## SUPPLIED DATA:
**********

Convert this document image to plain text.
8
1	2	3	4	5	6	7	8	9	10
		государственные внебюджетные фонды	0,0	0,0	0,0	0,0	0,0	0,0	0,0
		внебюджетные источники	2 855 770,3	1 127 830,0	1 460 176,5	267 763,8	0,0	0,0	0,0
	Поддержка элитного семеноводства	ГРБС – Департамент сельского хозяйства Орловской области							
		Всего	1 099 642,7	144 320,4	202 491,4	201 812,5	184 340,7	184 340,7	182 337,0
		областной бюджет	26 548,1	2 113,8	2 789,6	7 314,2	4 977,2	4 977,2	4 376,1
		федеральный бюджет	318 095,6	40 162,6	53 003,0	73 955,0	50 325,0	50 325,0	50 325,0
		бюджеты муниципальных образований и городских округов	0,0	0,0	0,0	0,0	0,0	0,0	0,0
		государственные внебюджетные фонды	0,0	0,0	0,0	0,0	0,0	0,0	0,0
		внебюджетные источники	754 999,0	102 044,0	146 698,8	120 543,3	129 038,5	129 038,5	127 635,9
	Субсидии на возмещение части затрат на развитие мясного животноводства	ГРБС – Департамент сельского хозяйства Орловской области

**********

## PROBLEM DETAILS:
Where a line above includes "области", copy that line.

## SOLUTION TO THIS PROBLEM:
	Поддержка элитного семеноводства	ГРБС – Департамент сельского хозяйства Орловской области							
	Субсидии на возмещение части затрат на развитие мясного животноводства	ГРБС – Департамент сельского хозяйства Орловской области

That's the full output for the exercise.